## start Information given

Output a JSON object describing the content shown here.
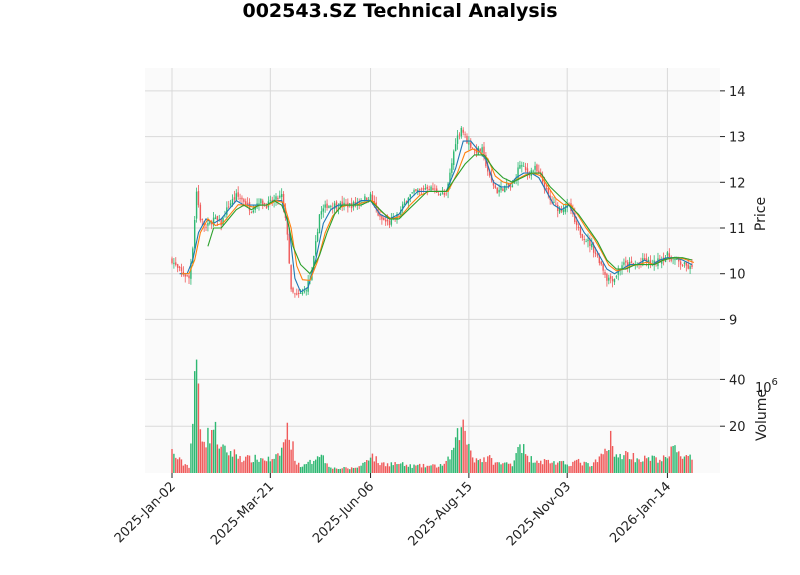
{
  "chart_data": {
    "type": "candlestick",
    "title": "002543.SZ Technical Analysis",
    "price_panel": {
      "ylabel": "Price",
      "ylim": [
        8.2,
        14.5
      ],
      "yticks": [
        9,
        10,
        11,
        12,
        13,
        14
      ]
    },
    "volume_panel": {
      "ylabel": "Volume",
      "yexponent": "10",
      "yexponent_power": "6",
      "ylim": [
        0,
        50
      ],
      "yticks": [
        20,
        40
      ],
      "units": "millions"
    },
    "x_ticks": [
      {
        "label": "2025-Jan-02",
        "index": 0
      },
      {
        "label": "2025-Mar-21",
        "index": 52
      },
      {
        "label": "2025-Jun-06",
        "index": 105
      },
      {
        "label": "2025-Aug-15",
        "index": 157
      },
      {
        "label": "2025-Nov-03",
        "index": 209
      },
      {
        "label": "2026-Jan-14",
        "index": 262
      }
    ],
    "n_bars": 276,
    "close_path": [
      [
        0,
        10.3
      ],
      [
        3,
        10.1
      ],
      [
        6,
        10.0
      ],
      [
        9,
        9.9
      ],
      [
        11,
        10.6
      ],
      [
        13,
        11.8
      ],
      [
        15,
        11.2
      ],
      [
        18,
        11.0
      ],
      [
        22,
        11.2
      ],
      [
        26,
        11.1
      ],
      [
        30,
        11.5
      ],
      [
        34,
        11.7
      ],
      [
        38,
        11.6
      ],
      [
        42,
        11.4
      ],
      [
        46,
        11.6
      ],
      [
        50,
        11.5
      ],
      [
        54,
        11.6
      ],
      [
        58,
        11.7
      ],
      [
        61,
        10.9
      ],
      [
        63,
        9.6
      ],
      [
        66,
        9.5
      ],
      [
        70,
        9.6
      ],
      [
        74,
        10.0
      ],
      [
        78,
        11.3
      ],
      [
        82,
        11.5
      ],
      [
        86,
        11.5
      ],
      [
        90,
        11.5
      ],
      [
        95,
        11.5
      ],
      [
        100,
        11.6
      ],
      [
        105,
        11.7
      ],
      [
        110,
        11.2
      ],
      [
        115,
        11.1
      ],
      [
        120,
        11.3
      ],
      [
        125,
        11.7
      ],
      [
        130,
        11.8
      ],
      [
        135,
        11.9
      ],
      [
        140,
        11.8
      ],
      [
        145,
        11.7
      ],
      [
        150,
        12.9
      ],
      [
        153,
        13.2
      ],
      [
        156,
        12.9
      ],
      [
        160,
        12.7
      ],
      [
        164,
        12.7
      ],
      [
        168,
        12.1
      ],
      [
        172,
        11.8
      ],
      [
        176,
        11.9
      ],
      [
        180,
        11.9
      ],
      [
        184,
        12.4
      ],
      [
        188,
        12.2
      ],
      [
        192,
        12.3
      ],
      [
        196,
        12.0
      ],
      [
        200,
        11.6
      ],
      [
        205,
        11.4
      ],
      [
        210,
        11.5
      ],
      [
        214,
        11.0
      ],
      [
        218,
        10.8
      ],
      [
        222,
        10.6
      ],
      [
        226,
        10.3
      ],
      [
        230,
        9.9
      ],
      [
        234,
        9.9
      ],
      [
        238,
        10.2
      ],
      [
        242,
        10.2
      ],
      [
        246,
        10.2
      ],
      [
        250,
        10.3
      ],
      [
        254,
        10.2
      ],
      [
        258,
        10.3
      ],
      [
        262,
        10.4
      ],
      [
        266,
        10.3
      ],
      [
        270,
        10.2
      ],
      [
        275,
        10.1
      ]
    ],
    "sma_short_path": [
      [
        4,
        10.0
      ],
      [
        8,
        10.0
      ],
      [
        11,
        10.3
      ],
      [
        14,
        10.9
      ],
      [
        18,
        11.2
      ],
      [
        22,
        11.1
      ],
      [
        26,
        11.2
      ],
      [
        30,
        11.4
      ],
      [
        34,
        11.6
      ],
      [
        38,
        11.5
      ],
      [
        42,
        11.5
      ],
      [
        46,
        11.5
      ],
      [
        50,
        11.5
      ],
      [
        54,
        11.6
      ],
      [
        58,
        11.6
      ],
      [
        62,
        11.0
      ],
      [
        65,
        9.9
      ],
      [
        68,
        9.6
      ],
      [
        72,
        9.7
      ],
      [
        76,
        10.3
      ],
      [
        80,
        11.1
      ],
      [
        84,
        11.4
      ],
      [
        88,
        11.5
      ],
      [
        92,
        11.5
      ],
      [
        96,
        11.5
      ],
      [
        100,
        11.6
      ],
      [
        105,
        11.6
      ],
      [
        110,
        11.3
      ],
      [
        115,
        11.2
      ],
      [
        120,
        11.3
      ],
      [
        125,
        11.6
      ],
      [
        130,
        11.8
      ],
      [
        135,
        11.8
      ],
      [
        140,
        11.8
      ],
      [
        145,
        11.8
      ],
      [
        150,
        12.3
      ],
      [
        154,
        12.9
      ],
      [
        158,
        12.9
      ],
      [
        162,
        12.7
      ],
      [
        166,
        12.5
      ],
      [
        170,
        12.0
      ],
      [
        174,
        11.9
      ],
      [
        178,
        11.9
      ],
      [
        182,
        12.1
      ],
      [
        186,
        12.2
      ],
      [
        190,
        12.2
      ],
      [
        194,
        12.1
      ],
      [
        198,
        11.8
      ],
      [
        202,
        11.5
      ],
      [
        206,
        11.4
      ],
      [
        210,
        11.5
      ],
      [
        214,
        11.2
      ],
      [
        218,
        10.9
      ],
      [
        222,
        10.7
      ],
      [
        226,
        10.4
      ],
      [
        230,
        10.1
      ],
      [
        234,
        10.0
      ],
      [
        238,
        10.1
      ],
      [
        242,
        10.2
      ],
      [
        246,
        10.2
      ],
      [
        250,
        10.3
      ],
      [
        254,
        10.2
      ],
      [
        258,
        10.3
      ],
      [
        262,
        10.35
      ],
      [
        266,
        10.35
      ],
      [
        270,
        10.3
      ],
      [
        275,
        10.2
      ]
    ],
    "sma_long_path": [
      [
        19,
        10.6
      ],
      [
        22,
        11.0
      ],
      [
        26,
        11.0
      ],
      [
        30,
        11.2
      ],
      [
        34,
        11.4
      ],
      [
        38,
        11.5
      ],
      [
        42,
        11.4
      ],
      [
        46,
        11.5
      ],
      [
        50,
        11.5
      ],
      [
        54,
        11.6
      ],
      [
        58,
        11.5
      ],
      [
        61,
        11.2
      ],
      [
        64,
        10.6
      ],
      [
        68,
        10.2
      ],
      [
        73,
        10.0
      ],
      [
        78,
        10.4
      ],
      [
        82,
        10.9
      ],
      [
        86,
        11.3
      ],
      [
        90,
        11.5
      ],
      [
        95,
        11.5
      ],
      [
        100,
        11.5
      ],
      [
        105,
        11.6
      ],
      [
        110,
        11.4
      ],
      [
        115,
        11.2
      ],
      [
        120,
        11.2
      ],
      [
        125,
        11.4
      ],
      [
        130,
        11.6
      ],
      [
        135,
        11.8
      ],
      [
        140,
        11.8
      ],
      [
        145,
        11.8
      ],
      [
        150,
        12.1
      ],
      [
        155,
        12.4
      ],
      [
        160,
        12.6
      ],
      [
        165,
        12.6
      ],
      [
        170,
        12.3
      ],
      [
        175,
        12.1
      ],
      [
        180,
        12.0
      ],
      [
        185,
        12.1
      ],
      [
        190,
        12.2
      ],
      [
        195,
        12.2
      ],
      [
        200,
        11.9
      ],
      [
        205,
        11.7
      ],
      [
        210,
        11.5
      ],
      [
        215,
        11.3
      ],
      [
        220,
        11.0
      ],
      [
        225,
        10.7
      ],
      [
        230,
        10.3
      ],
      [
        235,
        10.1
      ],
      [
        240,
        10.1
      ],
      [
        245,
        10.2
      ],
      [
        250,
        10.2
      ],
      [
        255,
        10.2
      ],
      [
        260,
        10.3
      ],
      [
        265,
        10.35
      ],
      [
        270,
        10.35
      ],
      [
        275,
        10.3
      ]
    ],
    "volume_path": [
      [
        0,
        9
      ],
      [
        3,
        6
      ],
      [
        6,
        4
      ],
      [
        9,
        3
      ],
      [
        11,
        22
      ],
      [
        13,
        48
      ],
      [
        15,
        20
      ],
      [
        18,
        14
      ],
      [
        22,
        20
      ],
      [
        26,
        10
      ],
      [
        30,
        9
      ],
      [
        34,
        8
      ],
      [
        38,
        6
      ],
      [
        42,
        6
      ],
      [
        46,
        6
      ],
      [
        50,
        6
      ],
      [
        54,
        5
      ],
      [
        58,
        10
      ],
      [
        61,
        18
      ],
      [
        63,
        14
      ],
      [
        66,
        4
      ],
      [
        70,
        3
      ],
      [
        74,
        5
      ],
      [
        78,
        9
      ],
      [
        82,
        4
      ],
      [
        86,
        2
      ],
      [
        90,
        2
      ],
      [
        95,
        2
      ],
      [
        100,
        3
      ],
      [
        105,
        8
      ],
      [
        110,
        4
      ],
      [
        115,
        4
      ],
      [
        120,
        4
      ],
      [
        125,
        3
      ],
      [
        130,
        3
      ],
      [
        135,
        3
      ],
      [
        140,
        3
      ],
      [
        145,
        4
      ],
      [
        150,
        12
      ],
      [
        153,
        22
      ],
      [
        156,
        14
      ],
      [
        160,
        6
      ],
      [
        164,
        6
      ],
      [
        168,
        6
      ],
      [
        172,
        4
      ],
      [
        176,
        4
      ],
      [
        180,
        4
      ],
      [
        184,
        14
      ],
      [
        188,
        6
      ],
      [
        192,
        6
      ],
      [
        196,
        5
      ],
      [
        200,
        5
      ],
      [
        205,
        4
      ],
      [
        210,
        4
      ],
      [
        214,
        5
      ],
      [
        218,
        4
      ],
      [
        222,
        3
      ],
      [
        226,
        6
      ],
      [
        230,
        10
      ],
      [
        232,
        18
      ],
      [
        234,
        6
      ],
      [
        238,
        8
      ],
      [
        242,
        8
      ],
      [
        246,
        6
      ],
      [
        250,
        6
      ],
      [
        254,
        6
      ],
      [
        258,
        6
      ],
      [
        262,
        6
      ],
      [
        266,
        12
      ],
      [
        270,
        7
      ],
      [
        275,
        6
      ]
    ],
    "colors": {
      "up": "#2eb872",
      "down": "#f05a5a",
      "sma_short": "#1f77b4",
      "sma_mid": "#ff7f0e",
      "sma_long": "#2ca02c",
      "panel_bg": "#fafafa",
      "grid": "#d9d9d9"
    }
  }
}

## end Information given

The problem:
Give only the number of lines in the entries above that hold the string "index".

Result of the task:
6